_Your objective_
The entries need to be copied exactly.

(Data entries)
******************************
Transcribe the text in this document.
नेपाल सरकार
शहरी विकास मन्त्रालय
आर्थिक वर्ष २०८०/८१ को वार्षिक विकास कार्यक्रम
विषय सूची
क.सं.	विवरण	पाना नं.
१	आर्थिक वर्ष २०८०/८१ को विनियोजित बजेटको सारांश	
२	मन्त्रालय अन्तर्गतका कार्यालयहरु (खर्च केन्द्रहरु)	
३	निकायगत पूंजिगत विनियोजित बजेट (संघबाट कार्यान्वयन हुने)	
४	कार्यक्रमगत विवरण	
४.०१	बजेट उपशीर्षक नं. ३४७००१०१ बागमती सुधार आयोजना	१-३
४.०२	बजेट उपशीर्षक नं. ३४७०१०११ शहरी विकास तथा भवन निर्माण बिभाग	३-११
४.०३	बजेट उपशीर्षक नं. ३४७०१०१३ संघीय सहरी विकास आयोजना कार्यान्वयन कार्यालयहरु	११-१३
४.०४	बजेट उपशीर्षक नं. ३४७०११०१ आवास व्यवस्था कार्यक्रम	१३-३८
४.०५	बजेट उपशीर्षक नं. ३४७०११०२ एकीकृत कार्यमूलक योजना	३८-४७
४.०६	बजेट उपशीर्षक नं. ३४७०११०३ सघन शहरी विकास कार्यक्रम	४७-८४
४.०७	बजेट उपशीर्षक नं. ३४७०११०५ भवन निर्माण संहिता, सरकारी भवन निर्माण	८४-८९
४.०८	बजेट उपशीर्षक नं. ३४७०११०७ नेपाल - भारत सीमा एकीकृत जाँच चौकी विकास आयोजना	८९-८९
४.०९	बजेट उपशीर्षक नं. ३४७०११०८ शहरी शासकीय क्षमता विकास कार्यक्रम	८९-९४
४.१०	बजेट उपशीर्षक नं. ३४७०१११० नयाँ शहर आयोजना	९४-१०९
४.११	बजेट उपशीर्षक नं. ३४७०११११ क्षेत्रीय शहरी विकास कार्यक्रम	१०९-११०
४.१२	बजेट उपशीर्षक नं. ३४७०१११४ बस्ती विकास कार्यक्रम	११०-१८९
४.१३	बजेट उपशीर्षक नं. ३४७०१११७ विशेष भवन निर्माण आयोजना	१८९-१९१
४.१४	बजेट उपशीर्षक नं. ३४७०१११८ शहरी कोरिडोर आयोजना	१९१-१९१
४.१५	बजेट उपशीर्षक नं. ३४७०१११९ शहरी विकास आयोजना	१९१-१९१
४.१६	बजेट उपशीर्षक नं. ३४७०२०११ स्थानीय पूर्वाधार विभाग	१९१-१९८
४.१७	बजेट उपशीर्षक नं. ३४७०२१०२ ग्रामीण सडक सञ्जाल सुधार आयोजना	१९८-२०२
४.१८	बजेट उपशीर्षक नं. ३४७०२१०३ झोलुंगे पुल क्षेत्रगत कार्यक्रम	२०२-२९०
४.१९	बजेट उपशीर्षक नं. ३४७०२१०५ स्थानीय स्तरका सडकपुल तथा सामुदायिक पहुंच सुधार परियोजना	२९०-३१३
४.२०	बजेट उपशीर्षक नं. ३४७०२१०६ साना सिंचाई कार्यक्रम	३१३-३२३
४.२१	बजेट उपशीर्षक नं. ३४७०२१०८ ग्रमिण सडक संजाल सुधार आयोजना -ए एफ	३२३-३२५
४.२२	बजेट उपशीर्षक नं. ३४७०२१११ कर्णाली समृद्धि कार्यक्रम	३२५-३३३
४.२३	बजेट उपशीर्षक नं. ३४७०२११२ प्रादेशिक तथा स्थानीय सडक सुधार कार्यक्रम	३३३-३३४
******************************
_Result_
Transcribe the text in this document.
नेपाल सरकार
शहरी विकास मन्त्रालय
आर्थिक वर्ष २०८०/८१ को वार्षिक विकास कार्यक्रम
विषय सूची
क.सं.	विवरण	पाना नं.
१	आर्थिक वर्ष २०८०/८१ को विनियोजित बजेटको सारांश	
२	मन्त्रालय अन्तर्गतका कार्यालयहरु (खर्च केन्द्रहरु)	
३	निकायगत पूंजिगत विनियोजित बजेट (संघबाट कार्यान्वयन हुने)	
४	कार्यक्रमगत विवरण	
४.०१	बजेट उपशीर्षक नं. ३४७००१०१ बागमती सुधार आयोजना	१-३
४.०२	बजेट उपशीर्षक नं. ३४७०१०११ शहरी विकास तथा भवन निर्माण बिभाग	३-११
४.०३	बजेट उपशीर्षक नं. ३४७०१०१३ संघीय सहरी विकास आयोजना कार्यान्वयन कार्यालयहरु	११-१३
४.०४	बजेट उपशीर्षक नं. ३४७०११०१ आवास व्यवस्था कार्यक्रम	१३-३८
४.०५	बजेट उपशीर्षक नं. ३४७०११०२ एकीकृत कार्यमूलक योजना	३८-४७
४.०६	बजेट उपशीर्षक नं. ३४७०११०३ सघन शहरी विकास कार्यक्रम	४७-८४
४.०७	बजेट उपशीर्षक नं. ३४७०११०५ भवन निर्माण संहिता, सरकारी भवन निर्माण	८४-८९
४.०८	बजेट उपशीर्षक नं. ३४७०११०७ नेपाल - भारत सीमा एकीकृत जाँच चौकी विकास आयोजना	८९-८९
४.०९	बजेट उपशीर्षक नं. ३४७०११०८ शहरी शासकीय क्षमता विकास कार्यक्रम	८९-९४
४.१०	बजेट उपशीर्षक नं. ३४७०१११० नयाँ शहर आयोजना	९४-१०९
४.११	बजेट उपशीर्षक नं. ३४७०११११ क्षेत्रीय शहरी विकास कार्यक्रम	१०९-११०
४.१२	बजेट उपशीर्षक नं. ३४७०१११४ बस्ती विकास कार्यक्रम	११०-१८९
४.१३	बजेट उपशीर्षक नं. ३४७०१११७ विशेष भवन निर्माण आयोजना	१८९-१९१
४.१४	बजेट उपशीर्षक नं. ३४७०१११८ शहरी कोरिडोर आयोजना	१९१-१९१
४.१५	बजेट उपशीर्षक नं. ३४७०१११९ शहरी विकास आयोजना	१९१-१९१
४.१६	बजेट उपशीर्षक नं. ३४७०२०११ स्थानीय पूर्वाधार विभाग	१९१-१९८
४.१७	बजेट उपशीर्षक नं. ३४७०२१०२ ग्रामीण सडक सञ्जाल सुधार आयोजना	१९८-२०२
४.१८	बजेट उपशीर्षक नं. ३४७०२१०३ झोलुंगे पुल क्षेत्रगत कार्यक्रम	२०२-२९०
४.१९	बजेट उपशीर्षक नं. ३४७०२१०५ स्थानीय स्तरका सडकपुल तथा सामुदायिक पहुंच सुधार परियोजना	२९०-३१३
४.२०	बजेट उपशीर्षक नं. ३४७०२१०६ साना सिंचाई कार्यक्रम	३१३-३२३
४.२१	बजेट उपशीर्षक नं. ३४७०२१०८ ग्रमिण सडक संजाल सुधार आयोजना -ए एफ	३२३-३२५
४.२२	बजेट उपशीर्षक नं. ३४७०२१११ कर्णाली समृद्धि कार्यक्रम	३२५-३३३
४.२३	बजेट उपशीर्षक नं. ३४७०२११२ प्रादेशिक तथा स्थानीय सडक सुधार कार्यक्रम	३३३-३३४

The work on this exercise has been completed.